## Task objective:
Reproduce every one of the following entries line for line, without changing any character.

## Portion of a data file:
# # # #
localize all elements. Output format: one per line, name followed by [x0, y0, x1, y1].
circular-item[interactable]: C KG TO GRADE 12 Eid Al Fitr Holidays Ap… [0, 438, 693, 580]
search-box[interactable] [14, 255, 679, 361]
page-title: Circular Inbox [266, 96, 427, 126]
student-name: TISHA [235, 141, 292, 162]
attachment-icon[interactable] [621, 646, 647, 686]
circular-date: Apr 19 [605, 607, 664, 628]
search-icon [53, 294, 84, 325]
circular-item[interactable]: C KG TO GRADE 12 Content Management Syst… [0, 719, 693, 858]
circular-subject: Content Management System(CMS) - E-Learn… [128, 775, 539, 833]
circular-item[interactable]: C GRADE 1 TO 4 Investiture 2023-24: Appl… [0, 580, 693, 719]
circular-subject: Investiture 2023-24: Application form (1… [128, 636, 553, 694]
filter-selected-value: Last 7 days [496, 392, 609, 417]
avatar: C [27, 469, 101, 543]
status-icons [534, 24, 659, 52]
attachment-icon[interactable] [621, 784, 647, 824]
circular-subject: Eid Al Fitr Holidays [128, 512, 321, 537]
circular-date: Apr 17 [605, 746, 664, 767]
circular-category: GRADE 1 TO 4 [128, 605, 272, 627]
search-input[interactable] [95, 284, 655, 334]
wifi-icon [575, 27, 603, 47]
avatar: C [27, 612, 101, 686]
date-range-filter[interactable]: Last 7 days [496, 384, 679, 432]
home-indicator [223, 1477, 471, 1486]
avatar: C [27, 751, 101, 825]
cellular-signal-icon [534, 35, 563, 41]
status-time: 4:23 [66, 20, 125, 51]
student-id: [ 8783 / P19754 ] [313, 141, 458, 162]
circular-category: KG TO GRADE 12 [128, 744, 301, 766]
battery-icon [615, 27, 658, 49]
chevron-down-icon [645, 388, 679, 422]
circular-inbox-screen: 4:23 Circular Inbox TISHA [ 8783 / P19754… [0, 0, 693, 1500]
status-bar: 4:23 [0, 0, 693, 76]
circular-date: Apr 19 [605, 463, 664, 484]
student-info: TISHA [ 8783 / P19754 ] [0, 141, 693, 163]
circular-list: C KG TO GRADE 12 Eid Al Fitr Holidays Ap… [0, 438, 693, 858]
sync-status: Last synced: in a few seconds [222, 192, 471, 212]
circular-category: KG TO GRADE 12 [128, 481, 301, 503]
# # # #
## Written response:
localize all elements. Output format: one per line, name followed by [x0, y0, x1, y1].
circular-item[interactable]: C KG TO GRADE 12 Eid Al Fitr Holidays Ap… [0, 438, 693, 580]
search-box[interactable] [14, 255, 679, 361]
page-title: Circular Inbox [266, 96, 427, 126]
student-name: TISHA [235, 141, 292, 162]
attachment-icon[interactable] [621, 646, 647, 686]
circular-date: Apr 19 [605, 607, 664, 628]
search-icon [53, 294, 84, 325]
circular-item[interactable]: C KG TO GRADE 12 Content Management Syst… [0, 719, 693, 858]
circular-subject: Content Management System(CMS) - E-Learn… [128, 775, 539, 833]
circular-item[interactable]: C GRADE 1 TO 4 Investiture 2023-24: Appl… [0, 580, 693, 719]
circular-subject: Investiture 2023-24: Application form (1… [128, 636, 553, 694]
filter-selected-value: Last 7 days [496, 392, 609, 417]
avatar: C [27, 469, 101, 543]
status-icons [534, 24, 659, 52]
attachment-icon[interactable] [621, 784, 647, 824]
circular-subject: Eid Al Fitr Holidays [128, 512, 321, 537]
circular-date: Apr 17 [605, 746, 664, 767]
circular-category: GRADE 1 TO 4 [128, 605, 272, 627]
search-input[interactable] [95, 284, 655, 334]
wifi-icon [575, 27, 603, 47]
avatar: C [27, 612, 101, 686]
date-range-filter[interactable]: Last 7 days [496, 384, 679, 432]
home-indicator [223, 1477, 471, 1486]
avatar: C [27, 751, 101, 825]
cellular-signal-icon [534, 35, 563, 41]
status-time: 4:23 [66, 20, 125, 51]
student-id: [ 8783 / P19754 ] [313, 141, 458, 162]
circular-category: KG TO GRADE 12 [128, 744, 301, 766]
battery-icon [615, 27, 658, 49]
chevron-down-icon [645, 388, 679, 422]
circular-inbox-screen: 4:23 Circular Inbox TISHA [ 8783 / P19754… [0, 0, 693, 1500]
status-bar: 4:23 [0, 0, 693, 76]
circular-date: Apr 19 [605, 463, 664, 484]
student-info: TISHA [ 8783 / P19754 ] [0, 141, 693, 163]
circular-list: C KG TO GRADE 12 Eid Al Fitr Holidays Ap… [0, 438, 693, 858]
sync-status: Last synced: in a few seconds [222, 192, 471, 212]
circular-category: KG TO GRADE 12 [128, 481, 301, 503]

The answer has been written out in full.